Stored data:
------------------------------

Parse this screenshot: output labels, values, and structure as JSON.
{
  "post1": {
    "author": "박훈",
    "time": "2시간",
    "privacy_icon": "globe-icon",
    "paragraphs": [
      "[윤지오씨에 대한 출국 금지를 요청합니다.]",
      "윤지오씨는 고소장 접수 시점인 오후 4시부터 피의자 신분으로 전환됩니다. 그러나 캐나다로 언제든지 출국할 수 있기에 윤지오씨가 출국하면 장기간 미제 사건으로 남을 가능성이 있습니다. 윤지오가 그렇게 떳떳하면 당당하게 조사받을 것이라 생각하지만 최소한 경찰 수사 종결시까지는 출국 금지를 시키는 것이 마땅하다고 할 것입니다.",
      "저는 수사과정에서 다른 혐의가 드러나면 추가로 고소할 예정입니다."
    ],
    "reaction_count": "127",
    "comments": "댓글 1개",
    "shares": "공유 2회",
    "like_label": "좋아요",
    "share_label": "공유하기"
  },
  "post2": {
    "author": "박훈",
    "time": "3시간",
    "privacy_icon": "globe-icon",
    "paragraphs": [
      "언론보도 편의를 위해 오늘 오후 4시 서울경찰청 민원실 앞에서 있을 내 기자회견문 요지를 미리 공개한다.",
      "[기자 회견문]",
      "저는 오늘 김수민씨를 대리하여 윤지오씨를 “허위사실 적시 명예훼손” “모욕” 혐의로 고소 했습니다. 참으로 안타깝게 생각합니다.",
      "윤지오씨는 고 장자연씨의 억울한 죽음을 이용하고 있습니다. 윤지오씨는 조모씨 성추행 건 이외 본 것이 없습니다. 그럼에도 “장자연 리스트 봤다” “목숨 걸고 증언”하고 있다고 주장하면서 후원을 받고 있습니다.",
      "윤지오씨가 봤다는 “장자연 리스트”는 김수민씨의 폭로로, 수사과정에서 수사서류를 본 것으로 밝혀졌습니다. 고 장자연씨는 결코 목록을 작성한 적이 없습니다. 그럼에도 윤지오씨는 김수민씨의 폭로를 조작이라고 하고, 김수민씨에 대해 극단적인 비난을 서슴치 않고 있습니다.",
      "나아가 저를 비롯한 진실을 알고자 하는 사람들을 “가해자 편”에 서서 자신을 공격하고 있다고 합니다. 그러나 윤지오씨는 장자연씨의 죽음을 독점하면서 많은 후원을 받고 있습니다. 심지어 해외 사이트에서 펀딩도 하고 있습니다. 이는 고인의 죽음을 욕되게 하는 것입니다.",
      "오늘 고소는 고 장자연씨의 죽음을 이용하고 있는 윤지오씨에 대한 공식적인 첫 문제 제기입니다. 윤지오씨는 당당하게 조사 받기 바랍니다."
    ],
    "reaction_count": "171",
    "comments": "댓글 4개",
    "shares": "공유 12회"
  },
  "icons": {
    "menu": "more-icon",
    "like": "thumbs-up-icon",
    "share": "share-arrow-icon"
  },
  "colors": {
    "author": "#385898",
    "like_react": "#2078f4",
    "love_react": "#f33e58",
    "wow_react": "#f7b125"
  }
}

------------------------------

What the exercise asks: Which lines contain the word "윤지오씨가"? Copy each one.

Finished answer:
      "윤지오씨는 고소장 접수 시점인 오후 4시부터 피의자 신분으로 전환됩니다. 그러나 캐나다로 언제든지 출국할 수 있기에 윤지오씨가 출국하면 장기간 미제 사건으로 남을 가능성이 있습니다. 윤지오가 그렇게 떳떳하면 당당하게 조사받을 것이라 생각하지만 최소한 경찰 수사 종결시까지는 출국 금지를 시키는 것이 마땅하다고 할 것입니다.",
      "윤지오씨가 봤다는 “장자연 리스트”는 김수민씨의 폭로로, 수사과정에서 수사서류를 본 것으로 밝혀졌습니다. 고 장자연씨는 결코 목록을 작성한 적이 없습니다. 그럼에도 윤지오씨는 김수민씨의 폭로를 조작이라고 하고, 김수민씨에 대해 극단적인 비난을 서슴치 않고 있습니다.",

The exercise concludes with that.